Pick out each line below containing "Revenue".
RECORDS FOR THE TASK start
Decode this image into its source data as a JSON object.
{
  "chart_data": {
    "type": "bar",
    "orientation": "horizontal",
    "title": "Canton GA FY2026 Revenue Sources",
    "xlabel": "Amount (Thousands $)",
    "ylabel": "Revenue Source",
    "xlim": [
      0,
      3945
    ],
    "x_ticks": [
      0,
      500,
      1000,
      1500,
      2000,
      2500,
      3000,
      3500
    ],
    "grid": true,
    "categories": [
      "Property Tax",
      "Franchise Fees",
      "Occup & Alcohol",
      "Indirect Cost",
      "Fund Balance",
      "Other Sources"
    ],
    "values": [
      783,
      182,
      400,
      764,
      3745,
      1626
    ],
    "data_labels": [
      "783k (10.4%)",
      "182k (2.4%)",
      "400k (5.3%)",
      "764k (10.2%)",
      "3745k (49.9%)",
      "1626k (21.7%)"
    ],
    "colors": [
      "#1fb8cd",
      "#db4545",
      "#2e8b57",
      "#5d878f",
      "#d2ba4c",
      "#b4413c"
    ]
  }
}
RECORDS FOR THE TASK end
**THE SOLUTION**
    "title": "Canton GA FY2026 Revenue Sources",
    "ylabel": "Revenue Source",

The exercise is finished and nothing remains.